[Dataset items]
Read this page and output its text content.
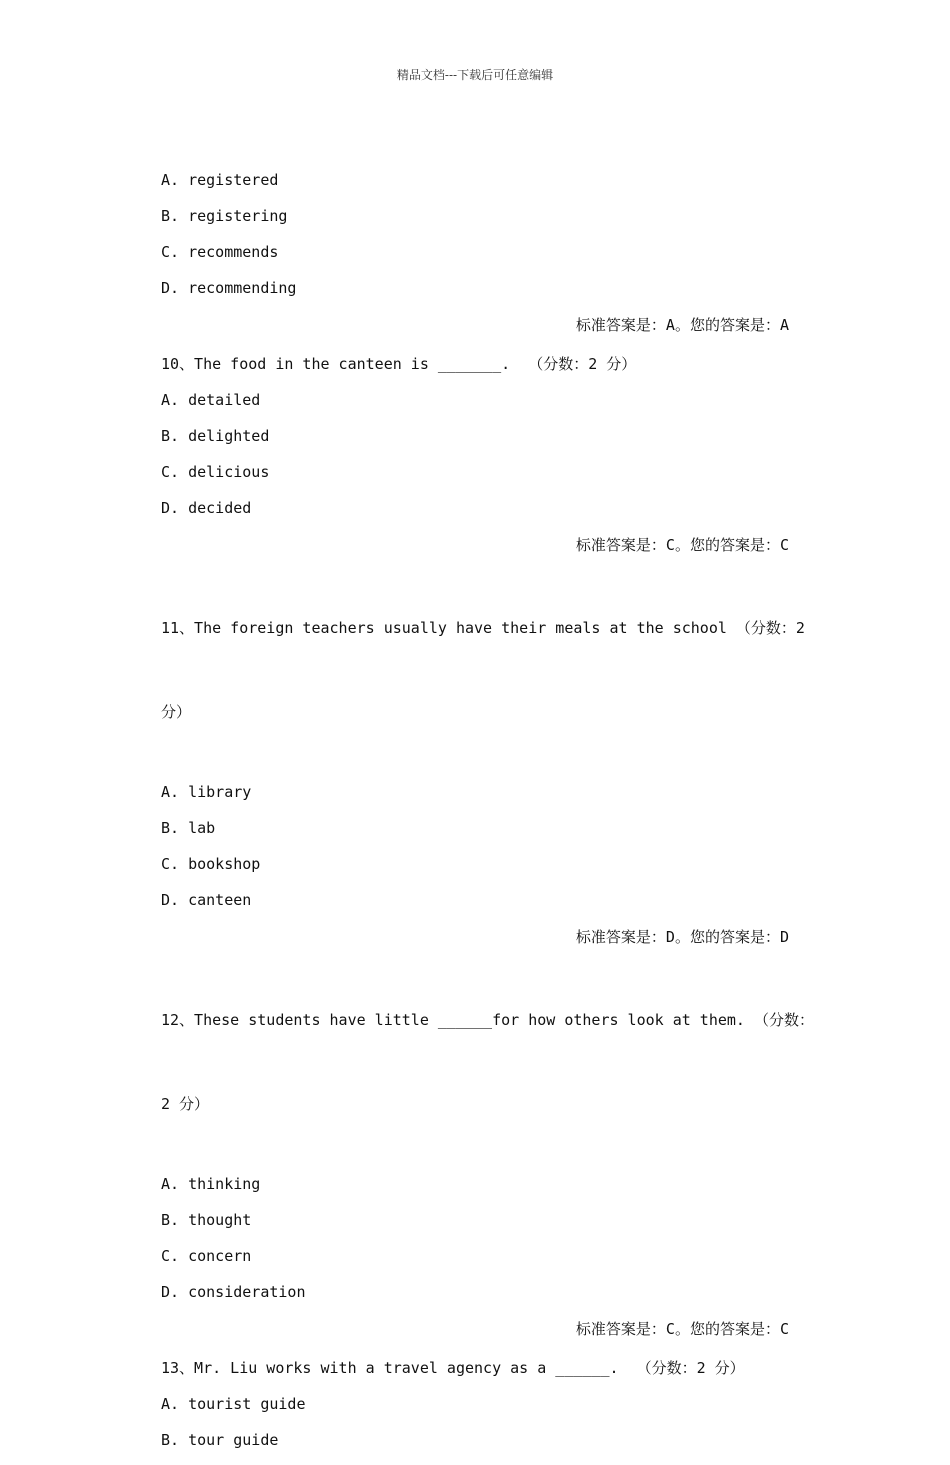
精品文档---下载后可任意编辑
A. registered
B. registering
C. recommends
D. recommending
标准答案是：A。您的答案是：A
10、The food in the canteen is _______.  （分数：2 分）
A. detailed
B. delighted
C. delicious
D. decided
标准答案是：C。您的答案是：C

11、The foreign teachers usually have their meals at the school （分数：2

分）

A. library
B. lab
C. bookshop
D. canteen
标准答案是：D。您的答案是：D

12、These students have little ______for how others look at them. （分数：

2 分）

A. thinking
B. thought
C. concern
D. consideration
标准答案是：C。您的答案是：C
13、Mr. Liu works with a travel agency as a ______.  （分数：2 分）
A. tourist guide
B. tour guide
...
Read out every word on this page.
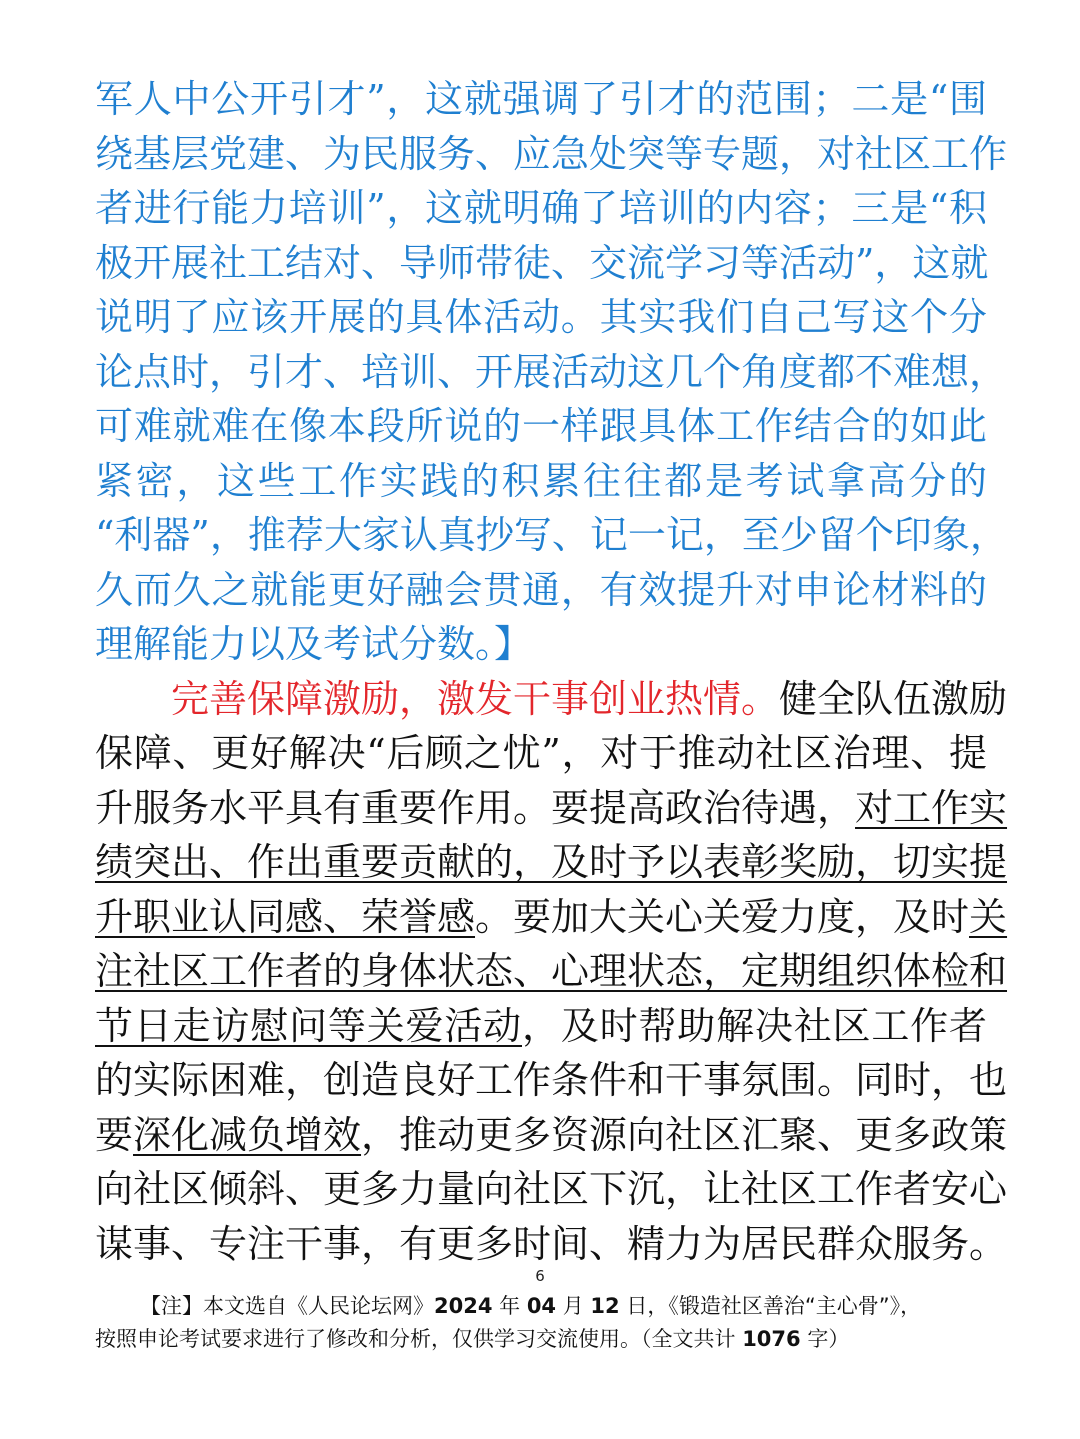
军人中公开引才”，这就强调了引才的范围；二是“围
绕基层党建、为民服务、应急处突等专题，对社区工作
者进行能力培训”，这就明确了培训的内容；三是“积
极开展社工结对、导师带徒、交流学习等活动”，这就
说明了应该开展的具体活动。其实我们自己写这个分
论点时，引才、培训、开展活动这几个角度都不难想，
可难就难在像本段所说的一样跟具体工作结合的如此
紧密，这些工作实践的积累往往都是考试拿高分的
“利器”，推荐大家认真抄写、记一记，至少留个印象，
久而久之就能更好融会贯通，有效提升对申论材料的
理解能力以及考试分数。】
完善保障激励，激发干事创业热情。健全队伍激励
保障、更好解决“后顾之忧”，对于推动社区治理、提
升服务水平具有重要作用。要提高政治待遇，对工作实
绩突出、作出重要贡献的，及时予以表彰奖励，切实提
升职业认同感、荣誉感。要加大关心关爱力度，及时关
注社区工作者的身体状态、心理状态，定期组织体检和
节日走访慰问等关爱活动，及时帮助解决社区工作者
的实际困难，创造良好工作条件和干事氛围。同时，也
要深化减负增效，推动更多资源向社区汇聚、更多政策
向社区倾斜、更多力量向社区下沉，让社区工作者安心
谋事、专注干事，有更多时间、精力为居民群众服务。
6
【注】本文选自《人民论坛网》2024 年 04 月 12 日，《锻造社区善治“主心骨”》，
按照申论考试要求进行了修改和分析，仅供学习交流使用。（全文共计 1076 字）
* * *
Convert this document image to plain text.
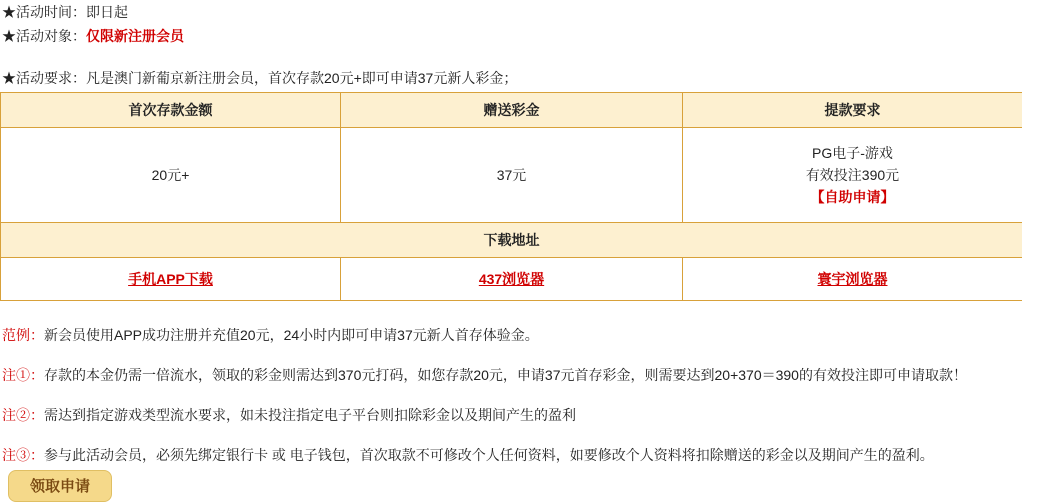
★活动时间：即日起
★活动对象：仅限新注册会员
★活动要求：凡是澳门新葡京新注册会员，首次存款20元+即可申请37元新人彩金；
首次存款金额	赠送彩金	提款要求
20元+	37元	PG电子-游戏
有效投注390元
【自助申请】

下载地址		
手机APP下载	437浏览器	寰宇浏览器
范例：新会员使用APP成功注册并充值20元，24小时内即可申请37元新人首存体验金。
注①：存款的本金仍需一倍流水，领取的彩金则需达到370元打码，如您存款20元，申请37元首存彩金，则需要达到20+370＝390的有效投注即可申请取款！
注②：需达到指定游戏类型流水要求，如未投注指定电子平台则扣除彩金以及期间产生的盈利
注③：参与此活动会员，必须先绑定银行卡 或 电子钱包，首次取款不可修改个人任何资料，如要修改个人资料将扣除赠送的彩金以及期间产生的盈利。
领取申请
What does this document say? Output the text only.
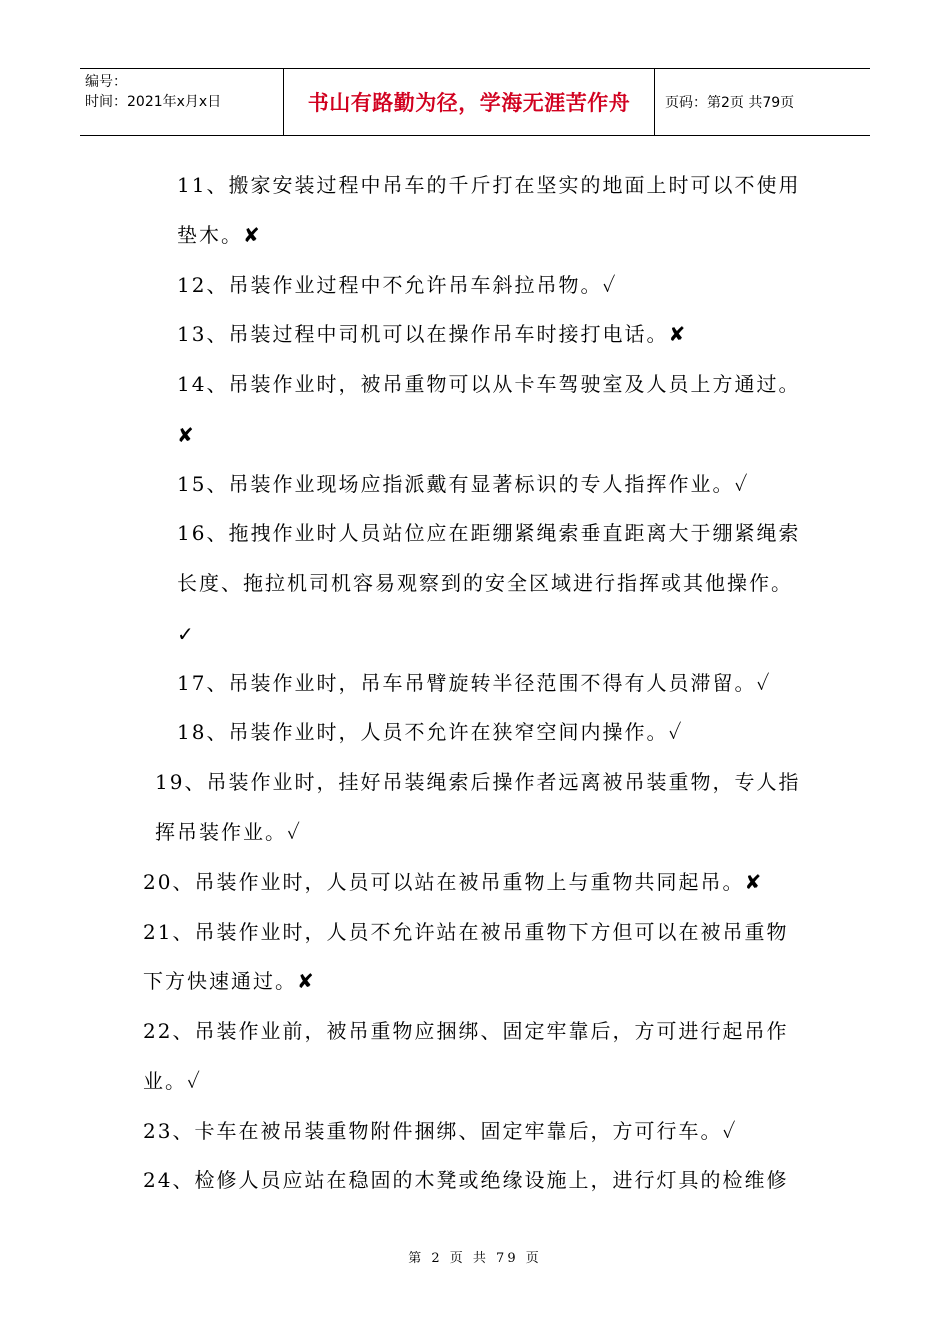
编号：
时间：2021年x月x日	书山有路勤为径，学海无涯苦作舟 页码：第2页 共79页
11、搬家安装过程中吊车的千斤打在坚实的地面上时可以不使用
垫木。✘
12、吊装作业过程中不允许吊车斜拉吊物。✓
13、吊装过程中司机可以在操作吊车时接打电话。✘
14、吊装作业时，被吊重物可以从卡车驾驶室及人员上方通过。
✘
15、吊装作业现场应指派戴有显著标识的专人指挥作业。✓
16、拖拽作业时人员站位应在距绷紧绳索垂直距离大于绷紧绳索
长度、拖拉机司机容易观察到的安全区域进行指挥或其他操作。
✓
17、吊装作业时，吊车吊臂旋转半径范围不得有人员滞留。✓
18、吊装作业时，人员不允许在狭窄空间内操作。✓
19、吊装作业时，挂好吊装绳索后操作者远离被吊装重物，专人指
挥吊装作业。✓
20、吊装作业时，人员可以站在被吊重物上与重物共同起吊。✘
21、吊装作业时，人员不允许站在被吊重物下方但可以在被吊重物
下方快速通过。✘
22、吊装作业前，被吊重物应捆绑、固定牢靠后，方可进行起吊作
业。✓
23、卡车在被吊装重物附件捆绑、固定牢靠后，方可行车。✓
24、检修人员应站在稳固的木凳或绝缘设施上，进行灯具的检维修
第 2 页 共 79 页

▶ [Exercise objective]:
Search the entries for the word "this", then list each line that holds it.

▶ [Exercise solution]:
Read this page and output its text content.
Read out every word on this page.
Convert this document image to plain text.
What does this document say? Output the text only.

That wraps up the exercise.